### TASK
Retype exactly the lines that start at the line with "Extract the structured" and end at the final line, both included, and leave out every picture.

[Collected data entries]
········
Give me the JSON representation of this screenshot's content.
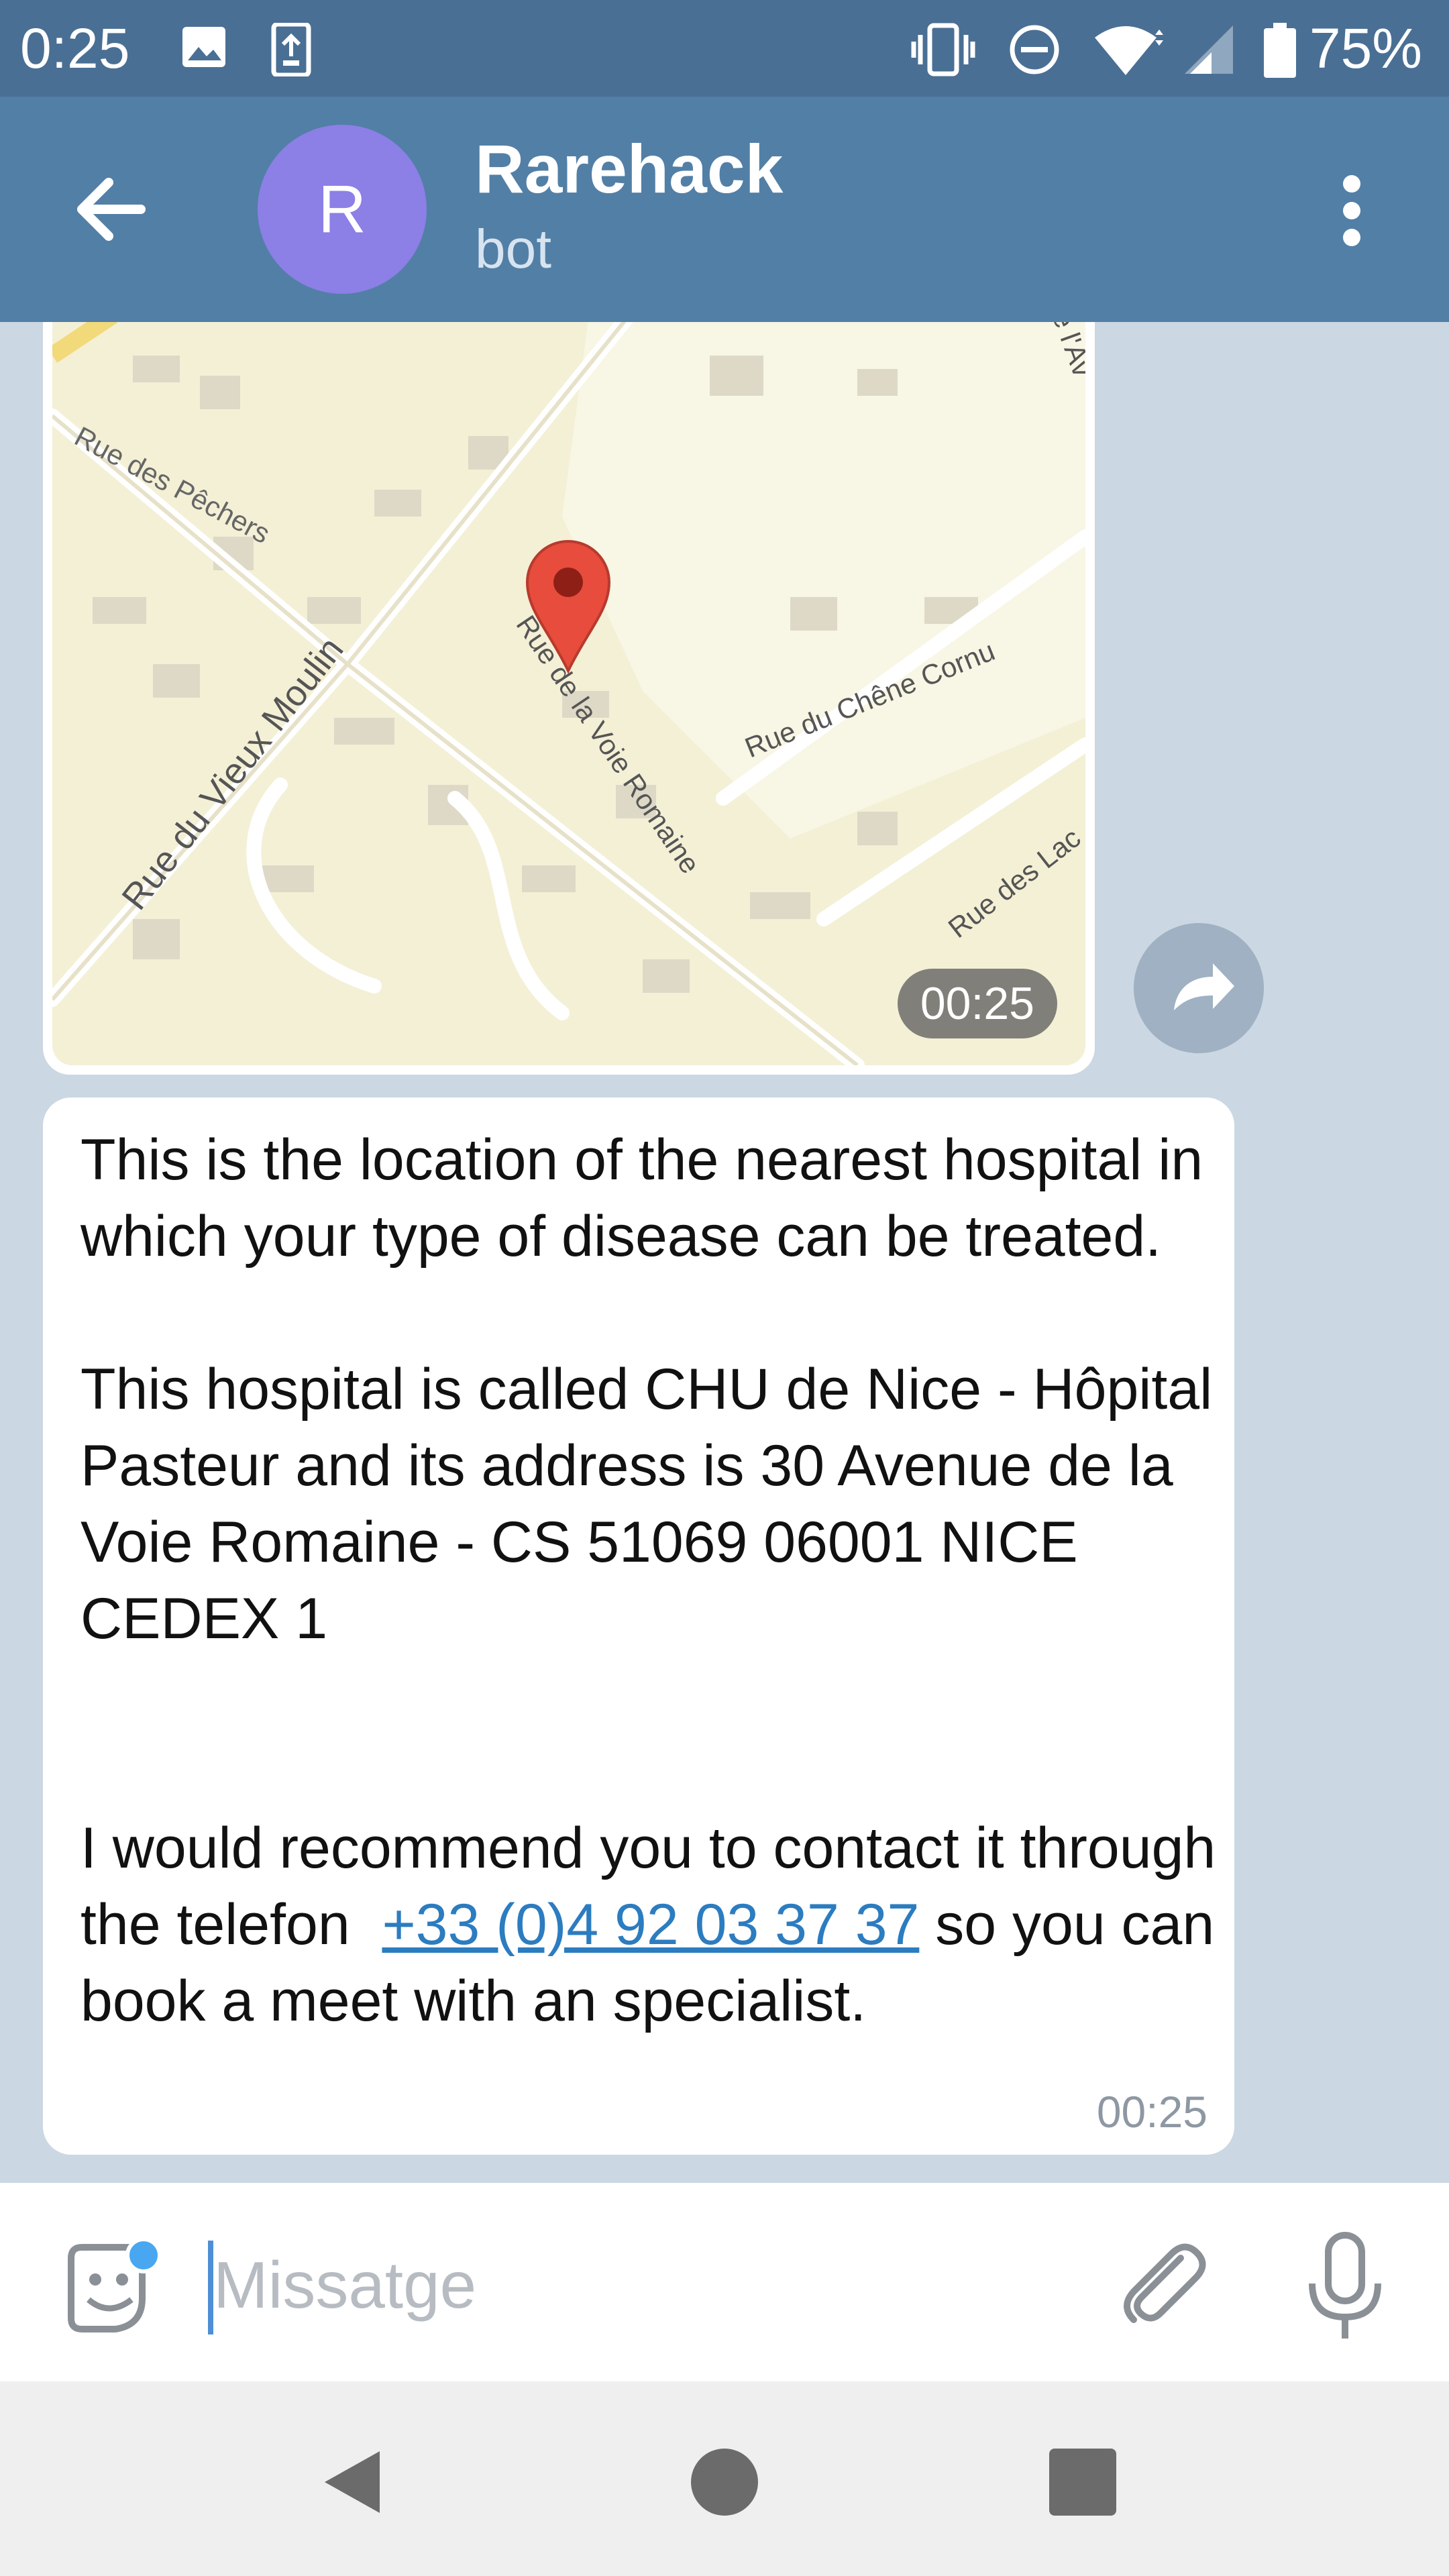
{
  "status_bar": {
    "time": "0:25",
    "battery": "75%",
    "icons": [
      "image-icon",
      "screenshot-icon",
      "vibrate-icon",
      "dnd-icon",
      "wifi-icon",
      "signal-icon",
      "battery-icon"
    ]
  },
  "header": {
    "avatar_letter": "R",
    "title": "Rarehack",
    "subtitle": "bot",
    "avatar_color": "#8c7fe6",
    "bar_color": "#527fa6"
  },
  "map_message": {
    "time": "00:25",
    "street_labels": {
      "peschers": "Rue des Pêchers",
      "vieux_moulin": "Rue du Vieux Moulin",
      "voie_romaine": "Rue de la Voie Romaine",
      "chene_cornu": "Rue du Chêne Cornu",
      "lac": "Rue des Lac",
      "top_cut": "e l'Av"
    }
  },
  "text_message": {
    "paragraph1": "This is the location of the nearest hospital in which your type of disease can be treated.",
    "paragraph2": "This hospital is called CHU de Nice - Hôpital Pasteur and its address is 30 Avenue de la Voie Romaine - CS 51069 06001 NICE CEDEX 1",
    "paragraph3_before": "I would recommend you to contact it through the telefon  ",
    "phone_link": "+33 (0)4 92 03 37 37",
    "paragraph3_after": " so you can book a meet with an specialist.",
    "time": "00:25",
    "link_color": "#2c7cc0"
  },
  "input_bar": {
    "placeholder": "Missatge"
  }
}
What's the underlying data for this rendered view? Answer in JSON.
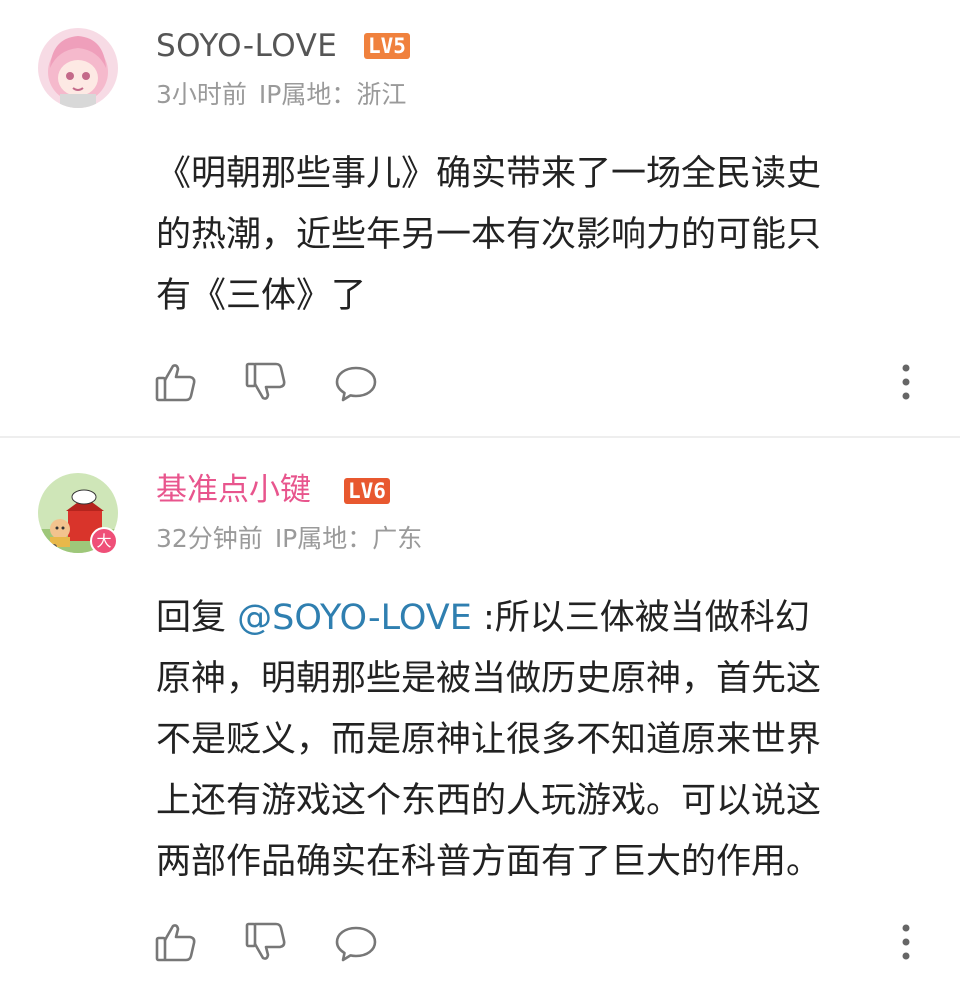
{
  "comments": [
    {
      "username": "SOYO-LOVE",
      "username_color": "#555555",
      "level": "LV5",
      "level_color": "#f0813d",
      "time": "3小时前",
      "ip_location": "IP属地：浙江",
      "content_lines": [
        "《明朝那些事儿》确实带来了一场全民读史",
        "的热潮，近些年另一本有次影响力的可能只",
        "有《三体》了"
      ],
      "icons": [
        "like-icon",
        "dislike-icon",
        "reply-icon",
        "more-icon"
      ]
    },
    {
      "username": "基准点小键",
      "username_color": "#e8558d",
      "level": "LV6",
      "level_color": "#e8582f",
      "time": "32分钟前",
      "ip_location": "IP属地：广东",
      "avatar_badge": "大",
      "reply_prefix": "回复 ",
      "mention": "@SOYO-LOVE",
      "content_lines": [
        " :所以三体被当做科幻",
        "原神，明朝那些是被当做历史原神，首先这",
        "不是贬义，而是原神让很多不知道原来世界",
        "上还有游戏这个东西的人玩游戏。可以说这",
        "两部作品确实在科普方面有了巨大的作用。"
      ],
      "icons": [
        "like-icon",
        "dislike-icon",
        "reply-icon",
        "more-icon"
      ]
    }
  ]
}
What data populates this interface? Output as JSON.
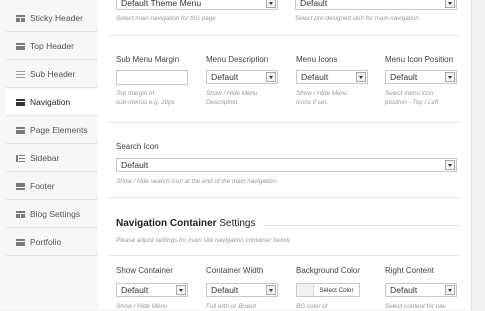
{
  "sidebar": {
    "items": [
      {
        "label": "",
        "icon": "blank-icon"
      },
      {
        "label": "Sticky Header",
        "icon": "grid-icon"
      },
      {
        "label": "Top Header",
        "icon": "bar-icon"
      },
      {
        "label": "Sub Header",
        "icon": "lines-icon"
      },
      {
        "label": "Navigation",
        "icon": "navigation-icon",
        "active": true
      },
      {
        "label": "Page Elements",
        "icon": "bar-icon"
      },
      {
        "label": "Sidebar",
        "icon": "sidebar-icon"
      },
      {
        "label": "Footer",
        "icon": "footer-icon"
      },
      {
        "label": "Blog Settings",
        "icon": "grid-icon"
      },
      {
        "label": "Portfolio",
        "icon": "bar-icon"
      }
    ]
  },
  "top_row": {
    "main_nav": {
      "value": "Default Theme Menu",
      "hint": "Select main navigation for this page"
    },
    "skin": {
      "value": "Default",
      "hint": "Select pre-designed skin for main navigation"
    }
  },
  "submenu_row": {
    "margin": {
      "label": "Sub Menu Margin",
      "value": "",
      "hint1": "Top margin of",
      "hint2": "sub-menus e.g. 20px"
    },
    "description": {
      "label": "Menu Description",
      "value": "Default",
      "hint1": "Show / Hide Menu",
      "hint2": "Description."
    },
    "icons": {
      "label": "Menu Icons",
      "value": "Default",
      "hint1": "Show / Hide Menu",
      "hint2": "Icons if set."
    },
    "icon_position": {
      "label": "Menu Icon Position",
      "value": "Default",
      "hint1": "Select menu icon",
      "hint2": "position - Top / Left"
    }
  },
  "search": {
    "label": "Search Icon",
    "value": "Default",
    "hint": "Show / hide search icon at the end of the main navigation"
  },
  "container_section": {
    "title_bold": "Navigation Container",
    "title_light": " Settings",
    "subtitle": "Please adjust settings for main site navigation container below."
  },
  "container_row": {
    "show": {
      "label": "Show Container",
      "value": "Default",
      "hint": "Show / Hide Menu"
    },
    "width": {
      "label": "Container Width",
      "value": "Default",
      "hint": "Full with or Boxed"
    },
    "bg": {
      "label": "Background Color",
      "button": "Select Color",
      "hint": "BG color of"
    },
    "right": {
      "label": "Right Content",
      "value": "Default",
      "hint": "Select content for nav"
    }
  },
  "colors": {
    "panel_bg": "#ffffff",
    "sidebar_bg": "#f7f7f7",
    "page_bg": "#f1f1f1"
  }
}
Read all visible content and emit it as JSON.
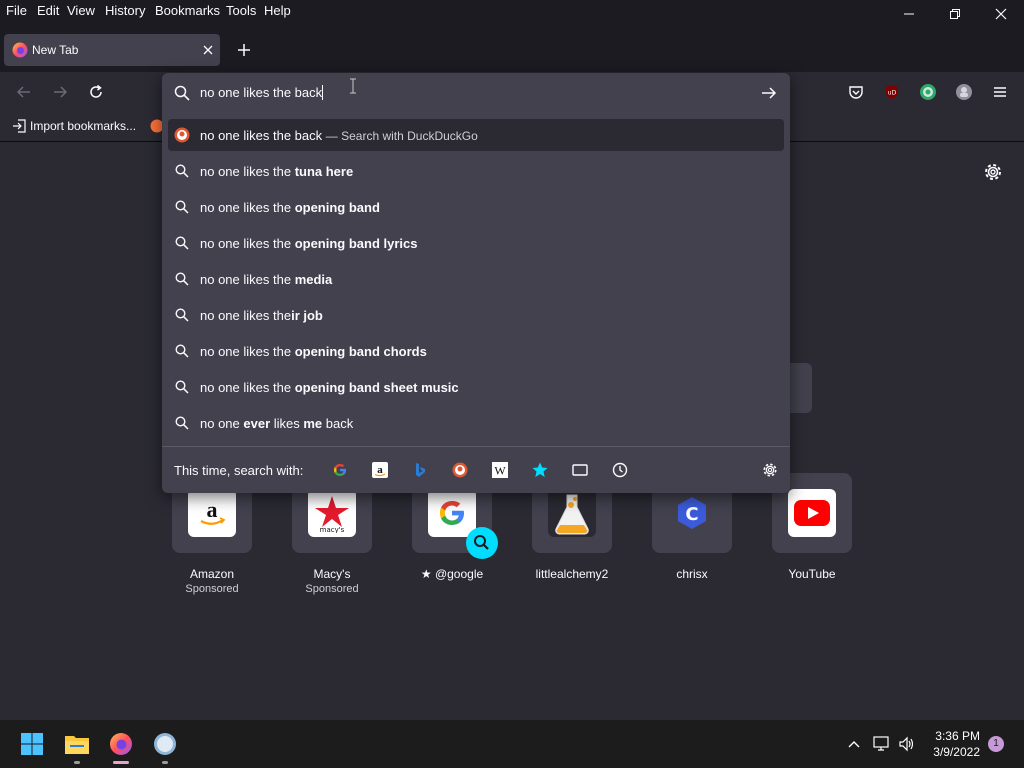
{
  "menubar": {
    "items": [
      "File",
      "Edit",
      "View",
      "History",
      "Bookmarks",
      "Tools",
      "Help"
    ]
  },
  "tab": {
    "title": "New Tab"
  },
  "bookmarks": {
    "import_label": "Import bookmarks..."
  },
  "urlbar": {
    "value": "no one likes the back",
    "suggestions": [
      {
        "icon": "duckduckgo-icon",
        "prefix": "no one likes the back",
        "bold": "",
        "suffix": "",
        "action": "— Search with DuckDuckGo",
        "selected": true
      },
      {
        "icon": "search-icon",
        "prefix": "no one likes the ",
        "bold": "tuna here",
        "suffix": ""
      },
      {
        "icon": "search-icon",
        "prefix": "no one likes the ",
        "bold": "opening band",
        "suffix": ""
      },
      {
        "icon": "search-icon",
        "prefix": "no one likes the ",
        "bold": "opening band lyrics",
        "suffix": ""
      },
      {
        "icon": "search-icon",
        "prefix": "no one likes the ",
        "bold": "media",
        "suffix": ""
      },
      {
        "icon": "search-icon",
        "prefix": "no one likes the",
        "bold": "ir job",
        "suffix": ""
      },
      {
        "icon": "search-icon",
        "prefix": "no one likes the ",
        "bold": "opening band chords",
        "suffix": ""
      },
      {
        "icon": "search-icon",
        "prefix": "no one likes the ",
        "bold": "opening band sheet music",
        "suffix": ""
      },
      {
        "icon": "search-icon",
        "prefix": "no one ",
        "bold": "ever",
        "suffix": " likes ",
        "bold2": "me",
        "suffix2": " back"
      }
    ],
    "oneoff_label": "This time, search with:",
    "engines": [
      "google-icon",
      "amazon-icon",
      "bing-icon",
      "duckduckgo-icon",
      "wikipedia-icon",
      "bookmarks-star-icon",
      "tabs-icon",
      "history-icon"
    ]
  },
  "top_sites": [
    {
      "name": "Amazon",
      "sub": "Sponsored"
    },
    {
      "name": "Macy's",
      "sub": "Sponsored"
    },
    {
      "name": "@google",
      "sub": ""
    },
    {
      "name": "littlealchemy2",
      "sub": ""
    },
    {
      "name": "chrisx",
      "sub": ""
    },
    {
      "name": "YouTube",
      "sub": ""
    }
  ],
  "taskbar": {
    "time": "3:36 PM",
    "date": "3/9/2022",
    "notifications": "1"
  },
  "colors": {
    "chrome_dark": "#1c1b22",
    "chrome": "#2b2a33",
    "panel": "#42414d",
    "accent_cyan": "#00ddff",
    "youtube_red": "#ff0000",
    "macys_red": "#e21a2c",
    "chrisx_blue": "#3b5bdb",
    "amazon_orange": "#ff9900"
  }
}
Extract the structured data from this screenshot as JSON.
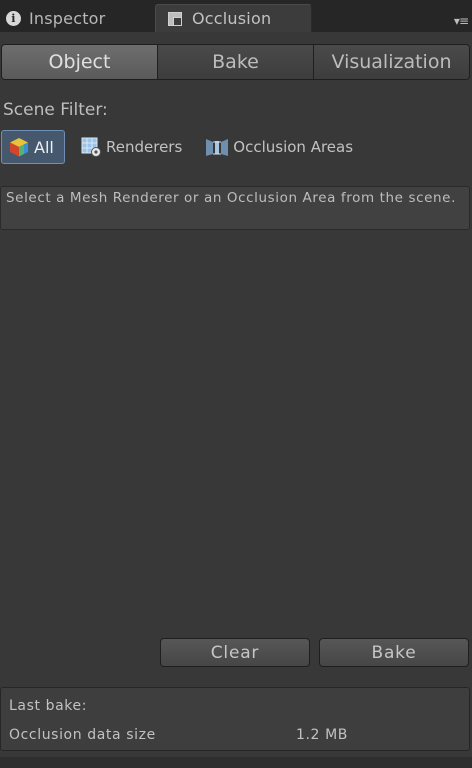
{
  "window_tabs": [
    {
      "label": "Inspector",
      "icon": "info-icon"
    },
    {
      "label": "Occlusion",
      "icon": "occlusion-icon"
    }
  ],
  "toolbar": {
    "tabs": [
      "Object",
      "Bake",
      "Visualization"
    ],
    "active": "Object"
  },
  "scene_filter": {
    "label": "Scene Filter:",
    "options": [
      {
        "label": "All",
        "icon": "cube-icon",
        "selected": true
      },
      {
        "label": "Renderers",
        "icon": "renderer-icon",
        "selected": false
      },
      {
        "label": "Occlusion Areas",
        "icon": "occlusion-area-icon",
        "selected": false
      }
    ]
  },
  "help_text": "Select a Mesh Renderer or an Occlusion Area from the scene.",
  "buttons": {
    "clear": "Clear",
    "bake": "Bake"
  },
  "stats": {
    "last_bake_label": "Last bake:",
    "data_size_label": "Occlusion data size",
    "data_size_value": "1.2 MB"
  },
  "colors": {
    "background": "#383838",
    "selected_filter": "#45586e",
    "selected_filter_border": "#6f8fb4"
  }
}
········
### FINISHED TASK
Extract the structured data from this screenshot as JSON.
{
  "window_tabs": [
    {
      "label": "Inspector",
      "icon": "info-icon"
    },
    {
      "label": "Occlusion",
      "icon": "occlusion-icon"
    }
  ],
  "toolbar": {
    "tabs": [
      "Object",
      "Bake",
      "Visualization"
    ],
    "active": "Object"
  },
  "scene_filter": {
    "label": "Scene Filter:",
    "options": [
      {
        "label": "All",
        "icon": "cube-icon",
        "selected": true
      },
      {
        "label": "Renderers",
        "icon": "renderer-icon",
        "selected": false
      },
      {
        "label": "Occlusion Areas",
        "icon": "occlusion-area-icon",
        "selected": false
      }
    ]
  },
  "help_text": "Select a Mesh Renderer or an Occlusion Area from the scene.",
  "buttons": {
    "clear": "Clear",
    "bake": "Bake"
  },
  "stats": {
    "last_bake_label": "Last bake:",
    "data_size_label": "Occlusion data size",
    "data_size_value": "1.2 MB"
  },
  "colors": {
    "background": "#383838",
    "selected_filter": "#45586e",
    "selected_filter_border": "#6f8fb4"
  }
}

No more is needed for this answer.